→ **EXERCISE DIRECTIONS**: Look through the material below. Copy each line that contains the string "Detalles".

→ **EXCERPTED DATA**:
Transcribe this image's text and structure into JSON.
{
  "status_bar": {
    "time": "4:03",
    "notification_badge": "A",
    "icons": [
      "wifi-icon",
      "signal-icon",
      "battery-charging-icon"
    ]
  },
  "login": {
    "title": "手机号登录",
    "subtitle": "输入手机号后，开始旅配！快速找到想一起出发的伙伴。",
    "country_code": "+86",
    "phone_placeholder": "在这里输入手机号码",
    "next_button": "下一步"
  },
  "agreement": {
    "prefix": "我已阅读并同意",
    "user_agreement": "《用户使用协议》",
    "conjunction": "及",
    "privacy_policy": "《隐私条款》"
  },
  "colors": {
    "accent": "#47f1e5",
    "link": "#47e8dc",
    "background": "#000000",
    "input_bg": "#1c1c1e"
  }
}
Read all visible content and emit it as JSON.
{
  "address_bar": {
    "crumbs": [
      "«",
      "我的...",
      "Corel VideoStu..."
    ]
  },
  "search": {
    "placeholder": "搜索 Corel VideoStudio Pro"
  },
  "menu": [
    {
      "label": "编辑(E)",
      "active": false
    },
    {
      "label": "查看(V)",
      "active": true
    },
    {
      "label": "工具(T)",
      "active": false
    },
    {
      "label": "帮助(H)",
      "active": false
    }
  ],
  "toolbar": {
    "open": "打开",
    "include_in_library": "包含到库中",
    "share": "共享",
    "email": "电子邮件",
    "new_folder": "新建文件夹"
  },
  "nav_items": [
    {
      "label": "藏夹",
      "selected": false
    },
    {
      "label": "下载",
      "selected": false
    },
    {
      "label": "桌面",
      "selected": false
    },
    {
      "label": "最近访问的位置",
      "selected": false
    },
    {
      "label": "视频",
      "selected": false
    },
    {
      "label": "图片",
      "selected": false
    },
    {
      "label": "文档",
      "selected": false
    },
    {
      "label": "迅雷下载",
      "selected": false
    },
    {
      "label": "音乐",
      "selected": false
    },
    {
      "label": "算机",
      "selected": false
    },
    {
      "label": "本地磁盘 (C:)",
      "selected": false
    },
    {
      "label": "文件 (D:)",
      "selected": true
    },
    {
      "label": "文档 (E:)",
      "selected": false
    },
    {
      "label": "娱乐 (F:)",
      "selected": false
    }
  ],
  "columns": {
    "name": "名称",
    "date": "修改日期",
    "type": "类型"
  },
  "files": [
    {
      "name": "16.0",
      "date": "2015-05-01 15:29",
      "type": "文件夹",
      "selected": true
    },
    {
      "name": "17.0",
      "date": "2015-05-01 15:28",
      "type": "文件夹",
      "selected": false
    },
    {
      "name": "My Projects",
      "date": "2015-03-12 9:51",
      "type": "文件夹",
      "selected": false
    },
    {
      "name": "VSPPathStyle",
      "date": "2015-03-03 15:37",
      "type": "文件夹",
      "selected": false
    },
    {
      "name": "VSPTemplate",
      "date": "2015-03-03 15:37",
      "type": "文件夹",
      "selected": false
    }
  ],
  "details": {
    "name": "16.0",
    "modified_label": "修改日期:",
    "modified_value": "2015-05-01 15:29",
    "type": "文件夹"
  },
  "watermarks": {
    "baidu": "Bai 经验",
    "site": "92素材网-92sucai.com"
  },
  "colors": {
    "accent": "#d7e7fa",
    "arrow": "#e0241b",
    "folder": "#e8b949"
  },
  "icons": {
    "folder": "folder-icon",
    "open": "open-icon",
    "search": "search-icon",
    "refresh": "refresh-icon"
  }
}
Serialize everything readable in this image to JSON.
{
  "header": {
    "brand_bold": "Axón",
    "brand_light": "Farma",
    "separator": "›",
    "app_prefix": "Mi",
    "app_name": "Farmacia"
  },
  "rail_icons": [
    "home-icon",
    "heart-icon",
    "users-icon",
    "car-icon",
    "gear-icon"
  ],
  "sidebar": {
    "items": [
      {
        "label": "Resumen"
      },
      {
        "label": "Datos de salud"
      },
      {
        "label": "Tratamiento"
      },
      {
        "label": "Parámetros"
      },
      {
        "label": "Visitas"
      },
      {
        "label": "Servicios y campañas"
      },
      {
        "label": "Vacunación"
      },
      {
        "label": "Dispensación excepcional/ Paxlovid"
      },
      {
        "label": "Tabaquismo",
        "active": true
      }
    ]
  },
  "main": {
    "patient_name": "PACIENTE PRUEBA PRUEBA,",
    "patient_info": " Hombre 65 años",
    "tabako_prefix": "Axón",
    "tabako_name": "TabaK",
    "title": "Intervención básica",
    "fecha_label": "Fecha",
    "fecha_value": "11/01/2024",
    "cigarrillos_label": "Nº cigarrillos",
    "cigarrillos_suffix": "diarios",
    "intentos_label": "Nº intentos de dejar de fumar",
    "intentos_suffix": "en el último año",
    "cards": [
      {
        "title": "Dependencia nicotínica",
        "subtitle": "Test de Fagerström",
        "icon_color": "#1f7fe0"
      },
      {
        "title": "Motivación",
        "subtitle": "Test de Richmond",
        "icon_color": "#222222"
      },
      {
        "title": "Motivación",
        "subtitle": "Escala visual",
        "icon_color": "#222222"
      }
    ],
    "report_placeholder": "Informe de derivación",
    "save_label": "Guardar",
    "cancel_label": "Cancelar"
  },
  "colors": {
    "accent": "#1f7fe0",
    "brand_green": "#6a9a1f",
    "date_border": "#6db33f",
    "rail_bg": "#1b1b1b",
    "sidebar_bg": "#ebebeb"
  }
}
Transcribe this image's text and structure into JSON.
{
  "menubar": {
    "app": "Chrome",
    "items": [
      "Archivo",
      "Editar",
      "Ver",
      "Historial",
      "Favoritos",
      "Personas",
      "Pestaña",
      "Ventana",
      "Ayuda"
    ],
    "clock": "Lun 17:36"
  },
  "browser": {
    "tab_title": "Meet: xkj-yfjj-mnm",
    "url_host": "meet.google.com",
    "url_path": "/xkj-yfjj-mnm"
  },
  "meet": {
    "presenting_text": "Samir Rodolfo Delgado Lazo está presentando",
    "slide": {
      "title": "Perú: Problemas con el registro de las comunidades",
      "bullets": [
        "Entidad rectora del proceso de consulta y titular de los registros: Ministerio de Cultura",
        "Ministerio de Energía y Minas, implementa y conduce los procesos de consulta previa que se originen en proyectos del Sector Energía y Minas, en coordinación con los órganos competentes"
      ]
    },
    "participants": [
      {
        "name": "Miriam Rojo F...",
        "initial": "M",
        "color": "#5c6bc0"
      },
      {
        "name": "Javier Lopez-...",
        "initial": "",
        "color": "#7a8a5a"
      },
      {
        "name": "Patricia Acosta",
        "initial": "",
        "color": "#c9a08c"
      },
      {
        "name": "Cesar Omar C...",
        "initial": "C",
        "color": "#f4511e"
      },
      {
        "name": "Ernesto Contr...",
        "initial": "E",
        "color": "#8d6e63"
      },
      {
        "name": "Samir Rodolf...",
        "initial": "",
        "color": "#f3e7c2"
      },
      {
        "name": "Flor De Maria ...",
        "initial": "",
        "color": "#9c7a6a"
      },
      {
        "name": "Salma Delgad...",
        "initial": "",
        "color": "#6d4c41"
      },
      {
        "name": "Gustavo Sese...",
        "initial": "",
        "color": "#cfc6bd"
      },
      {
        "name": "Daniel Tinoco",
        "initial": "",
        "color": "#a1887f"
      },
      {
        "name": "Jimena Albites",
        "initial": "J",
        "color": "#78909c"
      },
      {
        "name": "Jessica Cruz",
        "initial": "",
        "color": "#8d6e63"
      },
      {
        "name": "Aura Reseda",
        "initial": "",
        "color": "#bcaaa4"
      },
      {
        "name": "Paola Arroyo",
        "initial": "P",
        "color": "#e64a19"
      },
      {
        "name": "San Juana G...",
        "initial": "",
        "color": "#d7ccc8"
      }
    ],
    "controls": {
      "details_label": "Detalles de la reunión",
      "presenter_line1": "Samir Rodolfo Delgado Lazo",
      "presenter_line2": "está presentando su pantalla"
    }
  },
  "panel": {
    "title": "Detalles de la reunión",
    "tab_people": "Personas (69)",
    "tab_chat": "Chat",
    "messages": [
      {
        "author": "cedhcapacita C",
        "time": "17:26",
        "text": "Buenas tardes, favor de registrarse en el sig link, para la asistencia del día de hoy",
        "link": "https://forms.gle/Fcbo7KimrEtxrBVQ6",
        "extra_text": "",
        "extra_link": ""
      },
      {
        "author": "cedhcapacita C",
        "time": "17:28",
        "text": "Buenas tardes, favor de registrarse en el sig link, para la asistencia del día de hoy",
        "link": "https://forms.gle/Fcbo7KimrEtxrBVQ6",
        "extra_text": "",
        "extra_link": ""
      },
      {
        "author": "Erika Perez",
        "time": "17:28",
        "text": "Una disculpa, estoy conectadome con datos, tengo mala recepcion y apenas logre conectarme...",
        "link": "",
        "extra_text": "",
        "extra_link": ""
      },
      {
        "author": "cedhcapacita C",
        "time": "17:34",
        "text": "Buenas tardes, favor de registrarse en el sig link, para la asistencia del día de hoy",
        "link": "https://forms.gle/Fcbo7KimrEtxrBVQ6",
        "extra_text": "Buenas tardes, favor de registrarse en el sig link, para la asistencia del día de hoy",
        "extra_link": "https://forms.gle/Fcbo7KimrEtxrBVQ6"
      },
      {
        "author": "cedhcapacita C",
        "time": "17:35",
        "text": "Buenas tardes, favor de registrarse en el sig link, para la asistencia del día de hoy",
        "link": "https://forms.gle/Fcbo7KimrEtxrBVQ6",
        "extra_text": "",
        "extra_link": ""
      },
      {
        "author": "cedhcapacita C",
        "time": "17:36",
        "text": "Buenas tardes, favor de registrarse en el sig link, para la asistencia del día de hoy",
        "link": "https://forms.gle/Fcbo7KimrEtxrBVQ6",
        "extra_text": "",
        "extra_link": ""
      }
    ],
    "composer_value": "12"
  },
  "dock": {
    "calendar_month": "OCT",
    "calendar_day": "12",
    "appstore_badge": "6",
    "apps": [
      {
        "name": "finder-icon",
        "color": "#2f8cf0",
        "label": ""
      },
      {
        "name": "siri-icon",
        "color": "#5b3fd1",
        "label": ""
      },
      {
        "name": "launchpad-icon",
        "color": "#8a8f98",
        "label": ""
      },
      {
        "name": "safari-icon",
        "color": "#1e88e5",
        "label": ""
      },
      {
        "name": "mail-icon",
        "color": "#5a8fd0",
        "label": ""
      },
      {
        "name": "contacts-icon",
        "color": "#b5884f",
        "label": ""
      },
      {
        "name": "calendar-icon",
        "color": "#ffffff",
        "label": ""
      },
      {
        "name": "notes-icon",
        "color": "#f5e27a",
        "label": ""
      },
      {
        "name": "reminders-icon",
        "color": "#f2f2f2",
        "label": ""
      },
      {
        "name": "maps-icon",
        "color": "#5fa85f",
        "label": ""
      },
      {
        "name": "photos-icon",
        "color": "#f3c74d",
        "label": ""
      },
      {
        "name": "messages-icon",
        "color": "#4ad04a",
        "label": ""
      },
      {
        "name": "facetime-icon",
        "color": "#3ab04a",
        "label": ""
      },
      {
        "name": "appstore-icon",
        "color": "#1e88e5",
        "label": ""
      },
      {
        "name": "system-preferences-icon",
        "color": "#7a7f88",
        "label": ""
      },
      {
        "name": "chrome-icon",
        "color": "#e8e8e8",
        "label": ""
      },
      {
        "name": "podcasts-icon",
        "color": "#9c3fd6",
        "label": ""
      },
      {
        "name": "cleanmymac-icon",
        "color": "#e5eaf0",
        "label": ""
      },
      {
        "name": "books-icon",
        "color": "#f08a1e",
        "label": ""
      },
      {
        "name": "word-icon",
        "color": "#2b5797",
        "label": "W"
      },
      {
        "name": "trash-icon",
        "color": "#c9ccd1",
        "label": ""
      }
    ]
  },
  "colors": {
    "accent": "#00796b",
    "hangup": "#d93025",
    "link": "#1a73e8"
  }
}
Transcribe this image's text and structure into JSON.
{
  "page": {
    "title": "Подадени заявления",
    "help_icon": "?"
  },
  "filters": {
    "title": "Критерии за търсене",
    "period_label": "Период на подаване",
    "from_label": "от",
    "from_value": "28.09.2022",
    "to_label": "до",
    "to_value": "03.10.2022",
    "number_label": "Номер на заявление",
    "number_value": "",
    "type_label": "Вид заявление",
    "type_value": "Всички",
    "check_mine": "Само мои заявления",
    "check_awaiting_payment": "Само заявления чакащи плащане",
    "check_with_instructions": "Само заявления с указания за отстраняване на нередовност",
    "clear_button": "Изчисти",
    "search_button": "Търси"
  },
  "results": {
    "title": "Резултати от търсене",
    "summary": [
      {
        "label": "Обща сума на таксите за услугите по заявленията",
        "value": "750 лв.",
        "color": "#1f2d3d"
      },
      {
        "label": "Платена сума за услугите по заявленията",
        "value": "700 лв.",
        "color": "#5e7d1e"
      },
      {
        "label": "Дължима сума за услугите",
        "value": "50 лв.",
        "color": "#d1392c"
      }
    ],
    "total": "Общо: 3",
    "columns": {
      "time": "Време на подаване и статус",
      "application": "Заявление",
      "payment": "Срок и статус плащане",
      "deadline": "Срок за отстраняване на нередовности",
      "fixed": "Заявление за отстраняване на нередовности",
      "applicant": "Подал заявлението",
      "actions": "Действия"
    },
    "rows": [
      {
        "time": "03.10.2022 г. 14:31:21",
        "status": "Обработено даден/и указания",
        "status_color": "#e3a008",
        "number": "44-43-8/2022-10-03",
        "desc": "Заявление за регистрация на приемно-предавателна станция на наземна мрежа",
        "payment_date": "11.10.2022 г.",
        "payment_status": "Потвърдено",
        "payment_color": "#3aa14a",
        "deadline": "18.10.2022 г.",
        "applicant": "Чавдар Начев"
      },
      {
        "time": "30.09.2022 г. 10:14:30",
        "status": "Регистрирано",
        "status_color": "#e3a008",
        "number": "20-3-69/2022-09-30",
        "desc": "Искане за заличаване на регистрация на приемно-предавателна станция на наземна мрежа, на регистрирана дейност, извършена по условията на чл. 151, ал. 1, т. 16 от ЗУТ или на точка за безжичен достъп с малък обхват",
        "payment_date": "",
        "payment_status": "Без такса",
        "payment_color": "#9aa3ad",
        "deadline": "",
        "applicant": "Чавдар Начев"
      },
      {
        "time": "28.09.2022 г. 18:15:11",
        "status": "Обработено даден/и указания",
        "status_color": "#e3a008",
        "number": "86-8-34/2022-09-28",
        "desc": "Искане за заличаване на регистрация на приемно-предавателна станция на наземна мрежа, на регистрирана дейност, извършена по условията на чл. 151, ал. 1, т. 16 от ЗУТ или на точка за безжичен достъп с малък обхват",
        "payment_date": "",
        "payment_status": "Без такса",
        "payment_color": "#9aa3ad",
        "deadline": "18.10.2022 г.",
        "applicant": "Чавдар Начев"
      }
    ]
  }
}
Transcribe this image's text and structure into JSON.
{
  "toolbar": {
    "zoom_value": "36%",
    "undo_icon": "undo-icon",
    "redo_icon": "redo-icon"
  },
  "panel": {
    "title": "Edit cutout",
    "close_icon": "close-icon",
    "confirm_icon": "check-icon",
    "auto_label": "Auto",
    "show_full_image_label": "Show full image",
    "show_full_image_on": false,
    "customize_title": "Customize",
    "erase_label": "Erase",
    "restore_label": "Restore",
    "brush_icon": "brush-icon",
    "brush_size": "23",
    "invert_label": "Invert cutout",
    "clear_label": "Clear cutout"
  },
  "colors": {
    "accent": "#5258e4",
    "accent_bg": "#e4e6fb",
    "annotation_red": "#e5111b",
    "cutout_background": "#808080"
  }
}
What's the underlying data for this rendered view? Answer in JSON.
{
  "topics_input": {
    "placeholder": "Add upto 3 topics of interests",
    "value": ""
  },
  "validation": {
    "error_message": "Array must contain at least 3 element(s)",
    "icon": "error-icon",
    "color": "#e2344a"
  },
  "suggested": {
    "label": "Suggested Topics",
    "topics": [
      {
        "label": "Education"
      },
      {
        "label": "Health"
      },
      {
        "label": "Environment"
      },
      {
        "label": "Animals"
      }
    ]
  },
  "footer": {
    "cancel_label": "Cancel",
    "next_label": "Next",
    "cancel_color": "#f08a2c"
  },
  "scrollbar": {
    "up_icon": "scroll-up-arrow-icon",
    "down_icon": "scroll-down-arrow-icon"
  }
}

→ **FINISHED ANSWER**:
      "details_label": "Detalles de la reunión",
    "title": "Detalles de la reunión",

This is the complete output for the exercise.